Extract every line below that contains the word "false".

--------------------------------------------------

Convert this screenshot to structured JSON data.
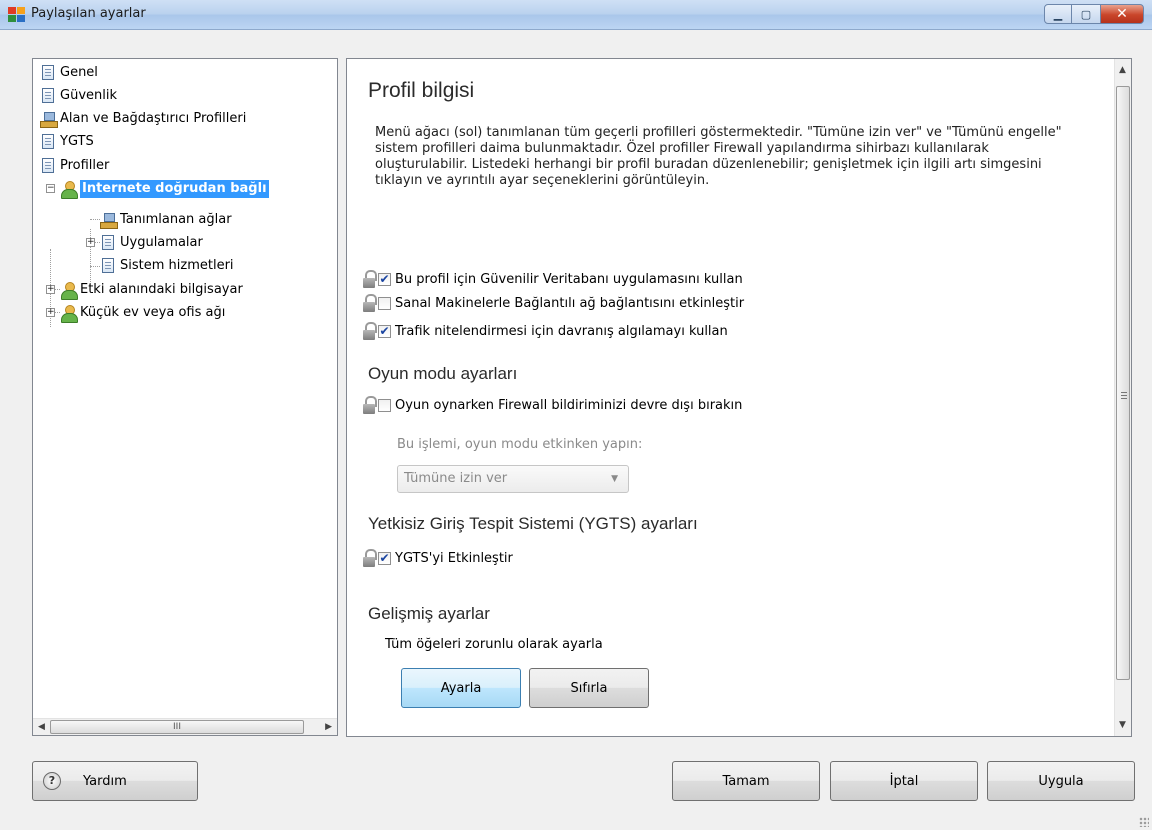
{
  "window": {
    "title": "Paylaşılan ayarlar"
  },
  "tree": {
    "items": [
      {
        "label": "Genel",
        "icon": "document-icon"
      },
      {
        "label": "Güvenlik",
        "icon": "document-icon"
      },
      {
        "label": "Alan ve Bağdaştırıcı Profilleri",
        "icon": "network-icon"
      },
      {
        "label": "YGTS",
        "icon": "document-icon"
      },
      {
        "label": "Profiller",
        "icon": "document-icon"
      },
      {
        "label": "Internete doğrudan bağlı",
        "icon": "user-icon",
        "selected": true,
        "expanded": true
      },
      {
        "label": "Tanımlanan ağlar",
        "icon": "network-icon"
      },
      {
        "label": "Uygulamalar",
        "icon": "document-icon",
        "collapsed": true
      },
      {
        "label": "Sistem hizmetleri",
        "icon": "document-icon"
      },
      {
        "label": "Etki alanındaki bilgisayar",
        "icon": "user-icon",
        "collapsed": true
      },
      {
        "label": "Küçük ev veya ofis ağı",
        "icon": "user-icon",
        "collapsed": true
      }
    ],
    "scroll_thumb": "III"
  },
  "content": {
    "title": "Profil bilgisi",
    "description": "Menü ağacı (sol) tanımlanan tüm geçerli profilleri göstermektedir. \"Tümüne izin ver\" ve \"Tümünü engelle\" sistem profilleri daima bulunmaktadır. Özel profiller Firewall yapılandırma sihirbazı kullanılarak oluşturulabilir. Listedeki herhangi bir profil buradan düzenlenebilir; genişletmek için ilgili artı simgesini tıklayın ve ayrıntılı ayar seçeneklerini görüntüleyin.",
    "options": [
      {
        "label": "Bu profil için Güvenilir Veritabanı uygulamasını kullan",
        "checked": true
      },
      {
        "label": "Sanal Makinelerle Bağlantılı ağ bağlantısını etkinleştir",
        "checked": false
      },
      {
        "label": "Trafik nitelendirmesi için davranış algılamayı kullan",
        "checked": true
      }
    ],
    "game_mode": {
      "heading": "Oyun modu ayarları",
      "option_label": "Oyun oynarken Firewall bildiriminizi devre dışı bırakın",
      "option_checked": false,
      "sub_label": "Bu işlemi, oyun modu etkinken yapın:",
      "combo_value": "Tümüne izin ver"
    },
    "ids": {
      "heading": "Yetkisiz Giriş Tespit Sistemi (YGTS) ayarları",
      "option_label": "YGTS'yi Etkinleştir",
      "option_checked": true
    },
    "advanced": {
      "heading": "Gelişmiş ayarlar",
      "text": "Tüm öğeleri zorunlu olarak ayarla",
      "set_button": "Ayarla",
      "reset_button": "Sıfırla"
    }
  },
  "footer": {
    "help_button": "Yardım",
    "ok_button": "Tamam",
    "cancel_button": "İptal",
    "apply_button": "Uygula"
  },
  "check_glyph": "✔"
}
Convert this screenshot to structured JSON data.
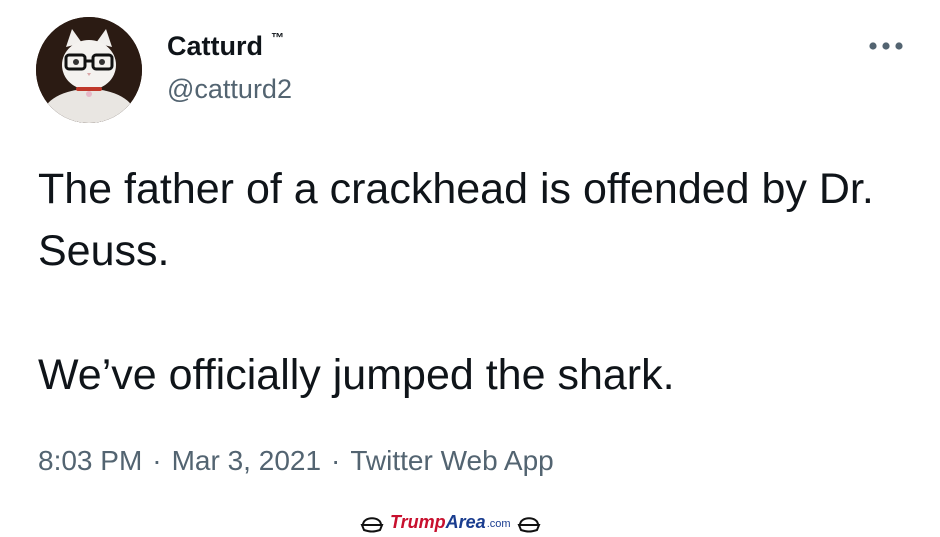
{
  "tweet": {
    "author": {
      "display_name": "Catturd",
      "trademark": "™",
      "handle": "@catturd2",
      "avatar": "white-cat-with-glasses"
    },
    "more_icon": "more-horizontal-icon",
    "text": [
      "The father of a crackhead is offended by Dr. Seuss.",
      "We’ve officially jumped the shark."
    ],
    "time": "8:03 PM",
    "separator": "·",
    "date": "Mar 3, 2021",
    "source": "Twitter Web App"
  },
  "watermark": {
    "brand_red": "Trump",
    "brand_blue": "Area",
    "suffix": ".com",
    "icon": "hat-icon"
  },
  "colors": {
    "text_primary": "#0f1419",
    "text_secondary": "#536471",
    "watermark_red": "#c8102e",
    "watermark_blue": "#1a3d8f"
  }
}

--------------------------------------------------

*REPLY*:
        "checked": false
      "option_checked": false,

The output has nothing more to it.